- [WORK TO BE COMPLETED] Extract every line below, verbatim.

Records contained in a dataset
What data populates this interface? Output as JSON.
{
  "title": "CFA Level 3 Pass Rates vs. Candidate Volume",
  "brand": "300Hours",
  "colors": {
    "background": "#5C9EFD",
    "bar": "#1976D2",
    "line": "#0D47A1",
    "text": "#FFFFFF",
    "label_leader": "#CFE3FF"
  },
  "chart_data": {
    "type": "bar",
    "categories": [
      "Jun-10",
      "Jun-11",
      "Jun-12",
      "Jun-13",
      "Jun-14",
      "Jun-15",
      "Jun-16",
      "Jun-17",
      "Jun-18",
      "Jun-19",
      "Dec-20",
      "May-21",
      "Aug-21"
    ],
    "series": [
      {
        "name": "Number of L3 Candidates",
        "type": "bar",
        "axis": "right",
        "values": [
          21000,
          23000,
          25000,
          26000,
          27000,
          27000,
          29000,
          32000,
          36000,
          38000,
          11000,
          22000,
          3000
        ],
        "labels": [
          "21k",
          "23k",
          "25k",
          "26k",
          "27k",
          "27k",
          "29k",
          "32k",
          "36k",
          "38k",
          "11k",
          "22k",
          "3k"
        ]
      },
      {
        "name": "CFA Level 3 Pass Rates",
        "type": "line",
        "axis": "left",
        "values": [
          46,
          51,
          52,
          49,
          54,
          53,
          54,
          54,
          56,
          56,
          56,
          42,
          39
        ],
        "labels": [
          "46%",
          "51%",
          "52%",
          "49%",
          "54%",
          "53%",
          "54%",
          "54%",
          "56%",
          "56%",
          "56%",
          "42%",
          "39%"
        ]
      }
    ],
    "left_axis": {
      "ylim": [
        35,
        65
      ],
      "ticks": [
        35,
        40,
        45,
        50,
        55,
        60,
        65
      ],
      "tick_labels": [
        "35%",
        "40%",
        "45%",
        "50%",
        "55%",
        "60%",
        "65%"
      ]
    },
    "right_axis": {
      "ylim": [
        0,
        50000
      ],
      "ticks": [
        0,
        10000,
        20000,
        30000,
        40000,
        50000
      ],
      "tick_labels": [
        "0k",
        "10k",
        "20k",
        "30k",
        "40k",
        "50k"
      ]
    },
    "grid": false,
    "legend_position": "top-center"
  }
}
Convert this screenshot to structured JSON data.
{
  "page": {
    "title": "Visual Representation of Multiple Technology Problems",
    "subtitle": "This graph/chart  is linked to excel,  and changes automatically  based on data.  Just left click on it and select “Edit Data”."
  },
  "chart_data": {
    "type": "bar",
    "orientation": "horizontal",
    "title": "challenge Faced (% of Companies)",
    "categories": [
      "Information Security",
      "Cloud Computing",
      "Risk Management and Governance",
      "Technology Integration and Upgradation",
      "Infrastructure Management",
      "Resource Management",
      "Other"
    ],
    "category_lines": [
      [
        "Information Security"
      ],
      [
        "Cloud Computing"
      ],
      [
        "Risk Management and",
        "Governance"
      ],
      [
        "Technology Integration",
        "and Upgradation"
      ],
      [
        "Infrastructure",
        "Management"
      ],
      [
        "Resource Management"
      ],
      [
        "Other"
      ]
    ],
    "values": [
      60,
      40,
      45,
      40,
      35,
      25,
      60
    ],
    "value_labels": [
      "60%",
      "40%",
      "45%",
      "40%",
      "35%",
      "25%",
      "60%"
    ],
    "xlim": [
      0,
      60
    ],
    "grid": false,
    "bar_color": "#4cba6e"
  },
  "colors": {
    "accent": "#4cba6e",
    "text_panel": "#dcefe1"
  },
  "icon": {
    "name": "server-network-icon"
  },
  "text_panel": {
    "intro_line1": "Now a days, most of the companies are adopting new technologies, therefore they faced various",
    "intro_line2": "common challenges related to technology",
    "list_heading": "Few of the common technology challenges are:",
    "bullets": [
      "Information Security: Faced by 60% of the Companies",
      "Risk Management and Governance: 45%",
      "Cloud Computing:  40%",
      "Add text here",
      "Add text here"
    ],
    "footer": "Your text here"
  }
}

- [TASK ANSWER]
What data populates this interface? Output as JSON.
{
  "title": "CFA Level 3 Pass Rates vs. Candidate Volume",
  "brand": "300Hours",
  "colors": {
    "background": "#5C9EFD",
    "bar": "#1976D2",
    "line": "#0D47A1",
    "text": "#FFFFFF",
    "label_leader": "#CFE3FF"
  },
  "chart_data": {
    "type": "bar",
    "categories": [
      "Jun-10",
      "Jun-11",
      "Jun-12",
      "Jun-13",
      "Jun-14",
      "Jun-15",
      "Jun-16",
      "Jun-17",
      "Jun-18",
      "Jun-19",
      "Dec-20",
      "May-21",
      "Aug-21"
    ],
    "series": [
      {
        "name": "Number of L3 Candidates",
        "type": "bar",
        "axis": "right",
        "values": [
          21000,
          23000,
          25000,
          26000,
          27000,
          27000,
          29000,
          32000,
          36000,
          38000,
          11000,
          22000,
          3000
        ],
        "labels": [
          "21k",
          "23k",
          "25k",
          "26k",
          "27k",
          "27k",
          "29k",
          "32k",
          "36k",
          "38k",
          "11k",
          "22k",
          "3k"
        ]
      },
      {
        "name": "CFA Level 3 Pass Rates",
        "type": "line",
        "axis": "left",
        "values": [
          46,
          51,
          52,
          49,
          54,
          53,
          54,
          54,
          56,
          56,
          56,
          42,
          39
        ],
        "labels": [
          "46%",
          "51%",
          "52%",
          "49%",
          "54%",
          "53%",
          "54%",
          "54%",
          "56%",
          "56%",
          "56%",
          "42%",
          "39%"
        ]
      }
    ],
    "left_axis": {
      "ylim": [
        35,
        65
      ],
      "ticks": [
        35,
        40,
        45,
        50,
        55,
        60,
        65
      ],
      "tick_labels": [
        "35%",
        "40%",
        "45%",
        "50%",
        "55%",
        "60%",
        "65%"
      ]
    },
    "right_axis": {
      "ylim": [
        0,
        50000
      ],
      "ticks": [
        0,
        10000,
        20000,
        30000,
        40000,
        50000
      ],
      "tick_labels": [
        "0k",
        "10k",
        "20k",
        "30k",
        "40k",
        "50k"
      ]
    },
    "grid": false,
    "legend_position": "top-center"
  }
}
Convert this screenshot to structured JSON data.
{
  "page": {
    "title": "Visual Representation of Multiple Technology Problems",
    "subtitle": "This graph/chart  is linked to excel,  and changes automatically  based on data.  Just left click on it and select “Edit Data”."
  },
  "chart_data": {
    "type": "bar",
    "orientation": "horizontal",
    "title": "challenge Faced (% of Companies)",
    "categories": [
      "Information Security",
      "Cloud Computing",
      "Risk Management and Governance",
      "Technology Integration and Upgradation",
      "Infrastructure Management",
      "Resource Management",
      "Other"
    ],
    "category_lines": [
      [
        "Information Security"
      ],
      [
        "Cloud Computing"
      ],
      [
        "Risk Management and",
        "Governance"
      ],
      [
        "Technology Integration",
        "and Upgradation"
      ],
      [
        "Infrastructure",
        "Management"
      ],
      [
        "Resource Management"
      ],
      [
        "Other"
      ]
    ],
    "values": [
      60,
      40,
      45,
      40,
      35,
      25,
      60
    ],
    "value_labels": [
      "60%",
      "40%",
      "45%",
      "40%",
      "35%",
      "25%",
      "60%"
    ],
    "xlim": [
      0,
      60
    ],
    "grid": false,
    "bar_color": "#4cba6e"
  },
  "colors": {
    "accent": "#4cba6e",
    "text_panel": "#dcefe1"
  },
  "icon": {
    "name": "server-network-icon"
  },
  "text_panel": {
    "intro_line1": "Now a days, most of the companies are adopting new technologies, therefore they faced various",
    "intro_line2": "common challenges related to technology",
    "list_heading": "Few of the common technology challenges are:",
    "bullets": [
      "Information Security: Faced by 60% of the Companies",
      "Risk Management and Governance: 45%",
      "Cloud Computing:  40%",
      "Add text here",
      "Add text here"
    ],
    "footer": "Your text here"
  }
}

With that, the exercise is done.